Extracted data entries:
********************
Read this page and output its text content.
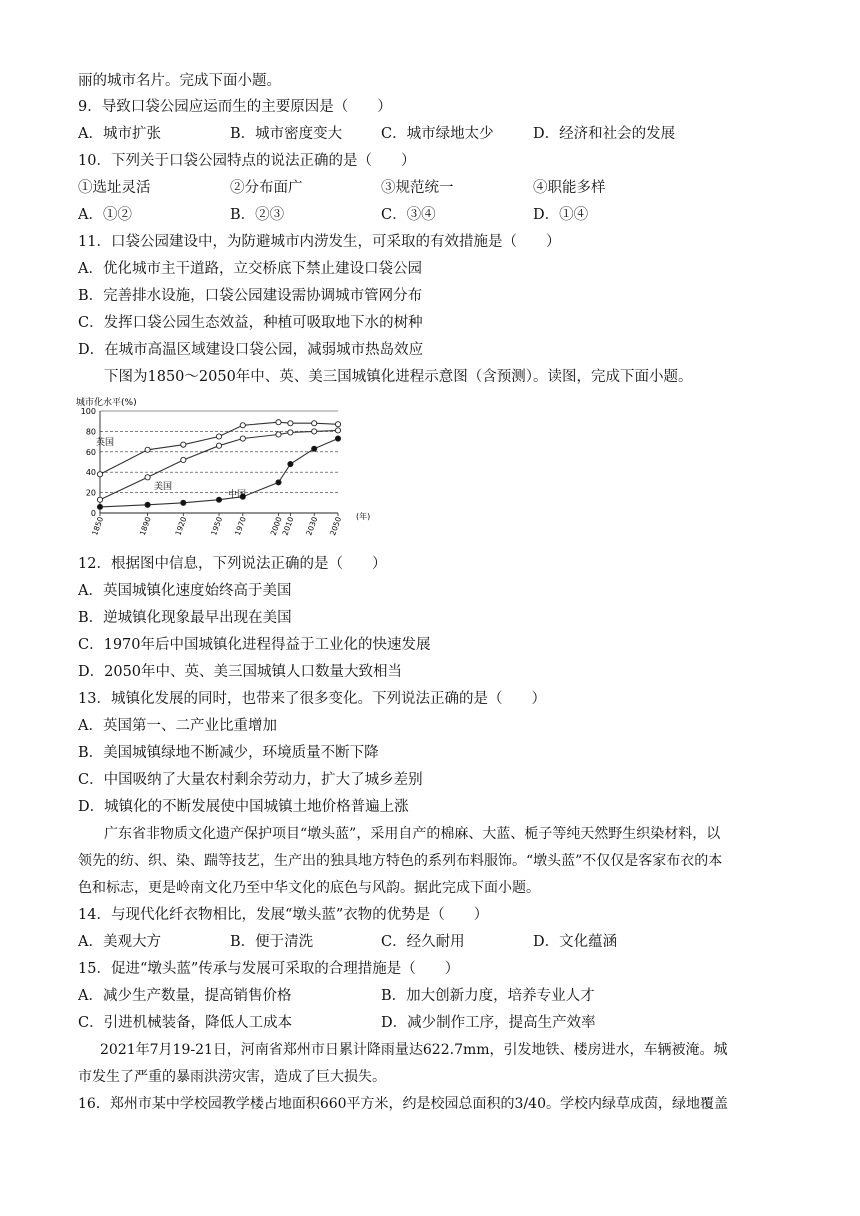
丽的城市名片。完成下面小题。
9．导致口袋公园应运而生的主要原因是（　　）
A．城市扩张	B．城市密度变大	C．城市绿地太少	D．经济和社会的发展
10．下列关于口袋公园特点的说法正确的是（　　）
①选址灵活	②分布面广	③规范统一	④职能多样
A．①②	B．②③	C．③④	D．①④
11．口袋公园建设中，为防避城市内涝发生，可采取的有效措施是（　　）
A．优化城市主干道路，立交桥底下禁止建设口袋公园
B．完善排水设施，口袋公园建设需协调城市管网分布
C．发挥口袋公园生态效益，种植可吸取地下水的树种
D．在城市高温区域建设口袋公园，减弱城市热岛效应
下图为1850～2050年中、英、美三国城镇化进程示意图（含预测）。读图，完成下面小题。
城市化水平(%)
0
20
40
60
80
100
1850	1890	1920	1950 1970	2000
2010 2030 2050 (年)
英国
美国
中国
12．根据图中信息，下列说法正确的是（　　）
A．英国城镇化速度始终高于美国
B．逆城镇化现象最早出现在美国
C．1970年后中国城镇化进程得益于工业化的快速发展
D．2050年中、英、美三国城镇人口数量大致相当
13．城镇化发展的同时，也带来了很多变化。下列说法正确的是（　　）
A．英国第一、二产业比重增加
B．美国城镇绿地不断减少，环境质量不断下降
C．中国吸纳了大量农村剩余劳动力，扩大了城乡差别
D．城镇化的不断发展使中国城镇土地价格普遍上涨
广东省非物质文化遗产保护项目“墩头蓝”，采用自产的棉麻、大蓝、栀子等纯天然野生织染材料，以
领先的纺、织、染、踹等技艺，生产出的独具地方特色的系列布料服饰。“墩头蓝”不仅仅是客家布衣的本
色和标志，更是岭南文化乃至中华文化的底色与风韵。据此完成下面小题。
14．与现代化纤衣物相比，发展“墩头蓝”衣物的优势是（　　）
A．美观大方	B．便于清洗	C．经久耐用	D．文化蕴涵
15．促进“墩头蓝”传承与发展可采取的合理措施是（　　）
A．减少生产数量，提高销售价格	B．加大创新力度，培养专业人才
C．引进机械装备，降低人工成本	D．减少制作工序，提高生产效率
2021年7月19-21日，河南省郑州市日累计降雨量达622.7mm，引发地铁、楼房进水，车辆被淹。城
市发生了严重的暴雨洪涝灾害，造成了巨大损失。
16．郑州市某中学校园教学楼占地面积660平方米，约是校园总面积的3/40。学校内绿草成茵，绿地覆盖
********************
Your task is to return the entries above exactly, with no pictures.

Read this page and output its text content.
丽的城市名片。完成下面小题。
9．导致口袋公园应运而生的主要原因是（　　）
A．城市扩张	B．城市密度变大	C．城市绿地太少	D．经济和社会的发展
10．下列关于口袋公园特点的说法正确的是（　　）
①选址灵活	②分布面广	③规范统一	④职能多样
A．①②	B．②③	C．③④	D．①④
11．口袋公园建设中，为防避城市内涝发生，可采取的有效措施是（　　）
A．优化城市主干道路，立交桥底下禁止建设口袋公园
B．完善排水设施，口袋公园建设需协调城市管网分布
C．发挥口袋公园生态效益，种植可吸取地下水的树种
D．在城市高温区域建设口袋公园，减弱城市热岛效应
下图为1850～2050年中、英、美三国城镇化进程示意图（含预测）。读图，完成下面小题。
城市化水平(%)
0
20
40
60
80
100
1850	1890	1920	1950 1970	2000
2010 2030 2050 (年)
英国
美国
中国
12．根据图中信息，下列说法正确的是（　　）
A．英国城镇化速度始终高于美国
B．逆城镇化现象最早出现在美国
C．1970年后中国城镇化进程得益于工业化的快速发展
D．2050年中、英、美三国城镇人口数量大致相当
13．城镇化发展的同时，也带来了很多变化。下列说法正确的是（　　）
A．英国第一、二产业比重增加
B．美国城镇绿地不断减少，环境质量不断下降
C．中国吸纳了大量农村剩余劳动力，扩大了城乡差别
D．城镇化的不断发展使中国城镇土地价格普遍上涨
广东省非物质文化遗产保护项目“墩头蓝”，采用自产的棉麻、大蓝、栀子等纯天然野生织染材料，以
领先的纺、织、染、踹等技艺，生产出的独具地方特色的系列布料服饰。“墩头蓝”不仅仅是客家布衣的本
色和标志，更是岭南文化乃至中华文化的底色与风韵。据此完成下面小题。
14．与现代化纤衣物相比，发展“墩头蓝”衣物的优势是（　　）
A．美观大方	B．便于清洗	C．经久耐用	D．文化蕴涵
15．促进“墩头蓝”传承与发展可采取的合理措施是（　　）
A．减少生产数量，提高销售价格	B．加大创新力度，培养专业人才
C．引进机械装备，降低人工成本	D．减少制作工序，提高生产效率
2021年7月19-21日，河南省郑州市日累计降雨量达622.7mm，引发地铁、楼房进水，车辆被淹。城
市发生了严重的暴雨洪涝灾害，造成了巨大损失。
16．郑州市某中学校园教学楼占地面积660平方米，约是校园总面积的3/40。学校内绿草成茵，绿地覆盖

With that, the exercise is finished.